→ **Work instructions**
1. According to the GitLab CI tutorial, which file defines a GitLab pipeline, and where does it go?
2. Pick up the GitLab CI tutorial right after its last line and carry it on.

→ **Text shown**
+--

Create requirements.txt with pinned versions:

flask==3.1.1
pytest==8.3.5

Create test_app.py with two unit tests:

import pytest
from app import app


@pytest.fixture
def client():
    app.config["TESTING"] = True
    with app.test_client() as client:
        yield client


def test_home(client):
    response = client.get("/")
    data = response.get_json()
    assert response.status_code == 200
    assert data["status"] == "running"
    assert data["version"] == "1.0.0"


def test_health(client):
    response = client.get("/health")
    data = response.get_json()
    assert response.status_code == 200
    assert data["healthy"] is True

The tests use Flask’s built-in test client. No external services, no database, no mocking. Both tests validate response codes and JSON payloads.

Write the CI/CD Pipeline

GitLab pipelines are defined in a .gitlab-ci.yml file at the root of your repository. Every push to any branch triggers the pipeline automatically. Create the file:

stages:
  - build
  - test
  - deploy

variables:
  PIP_CACHE_DIR: "$CI_PROJECT_DIR/.pip-cache"

+--

→ **Data**
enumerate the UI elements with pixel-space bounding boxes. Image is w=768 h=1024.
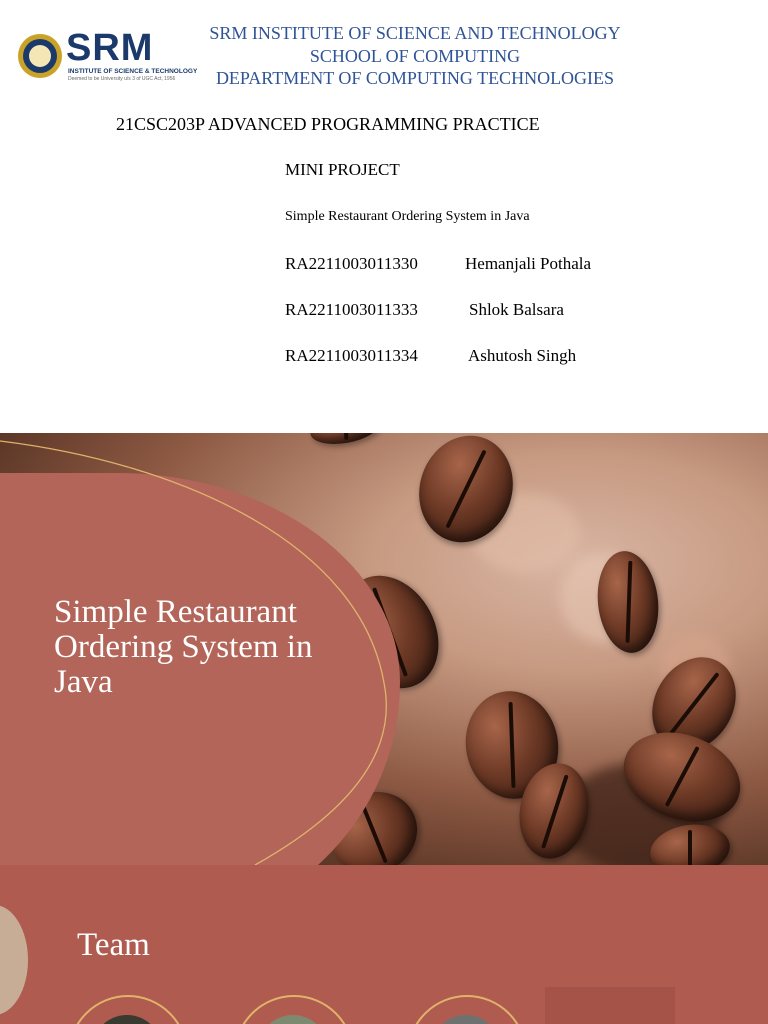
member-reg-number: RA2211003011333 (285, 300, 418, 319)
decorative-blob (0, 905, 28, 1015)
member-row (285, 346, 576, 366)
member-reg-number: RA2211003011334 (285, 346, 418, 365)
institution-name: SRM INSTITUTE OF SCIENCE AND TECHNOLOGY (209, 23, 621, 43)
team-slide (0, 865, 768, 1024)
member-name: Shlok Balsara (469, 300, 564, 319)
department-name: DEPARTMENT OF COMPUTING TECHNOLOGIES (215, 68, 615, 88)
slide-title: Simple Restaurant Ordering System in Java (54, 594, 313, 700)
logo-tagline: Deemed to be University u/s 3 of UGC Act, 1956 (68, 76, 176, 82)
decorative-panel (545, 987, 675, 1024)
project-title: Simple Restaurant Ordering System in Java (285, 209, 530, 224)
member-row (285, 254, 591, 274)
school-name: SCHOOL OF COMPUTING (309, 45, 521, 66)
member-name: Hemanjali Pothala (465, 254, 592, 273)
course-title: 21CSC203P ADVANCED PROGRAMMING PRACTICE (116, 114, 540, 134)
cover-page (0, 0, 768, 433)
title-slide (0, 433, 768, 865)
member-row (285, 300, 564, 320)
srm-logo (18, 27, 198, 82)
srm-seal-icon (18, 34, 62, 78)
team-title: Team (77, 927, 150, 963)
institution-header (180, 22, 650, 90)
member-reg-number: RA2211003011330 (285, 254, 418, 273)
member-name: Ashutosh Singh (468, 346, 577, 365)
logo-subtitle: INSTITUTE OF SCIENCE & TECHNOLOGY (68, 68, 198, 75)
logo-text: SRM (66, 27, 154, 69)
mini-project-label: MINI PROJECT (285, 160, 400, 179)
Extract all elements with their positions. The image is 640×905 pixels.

+--

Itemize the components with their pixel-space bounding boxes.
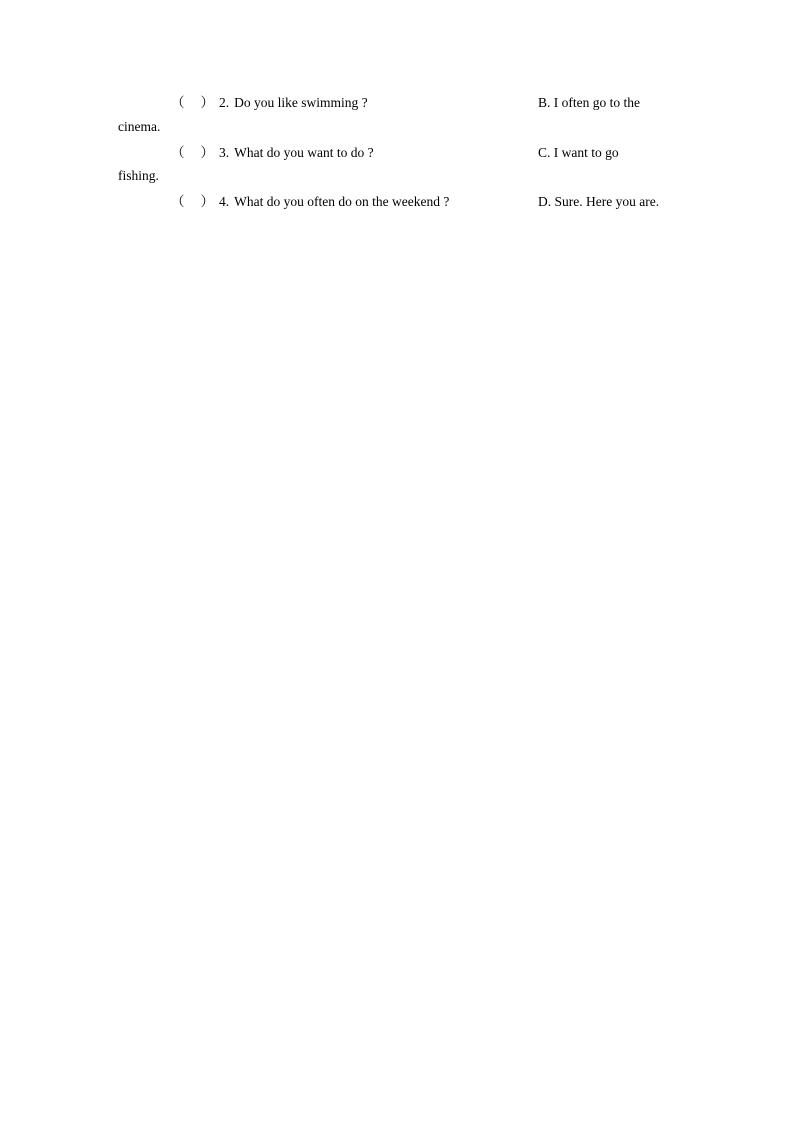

+--

→ **Answers for the exercise**
1. A .gitlab-ci.yml file at the root of the repository.

2.
cache:
  paths:
    - .pip-cache/
    - venv/

build:
  stage: build
  script:
    - python3 -m venv venv
    - source venv/bin/activate
    - pip install -r requirements.txt
    - pip list
  artifacts:
    paths:
      - venv/
    expire_in: 1 hour

lint:
  stage: test
  script:
    - source venv/bin/activate
    - pip install flake8
    - flake8 app.py --max-line-length=120 --statistics
  dependencies:
    - build

test:
  stage: test
  script:
    - source venv/bin/activate
    - pytest test_app.py -v --tb=short --junitxml=report.xml
  artifacts:
    when: always
    reports:
      junit: report.xml
    paths:
      - report.xml
    expire_in: 1 week
  dependencies:
    - build

deploy_staging:
  stage: deploy
  script:
    - source venv/bin/activate
    - echo "Deploying flask-demo v1.0.0 to staging..."
    - nohup python3 app.py > /tmp/flask-staging.log 2>&1 &
    - sleep 3
    - curl -sf http://localhost:5000/health | python3 -m json.tool
    - echo "Staging deployment verified successfully"
    - kill %1 2>/dev/null || true
  environment:
    name: staging
    url: http://localhost:5000
  dependencies:
    - build
  only:
    - main

How This Pipeline Works

The pipeline has three stages that run sequentially. Jobs within the same stage run in parallel when multiple runners are available.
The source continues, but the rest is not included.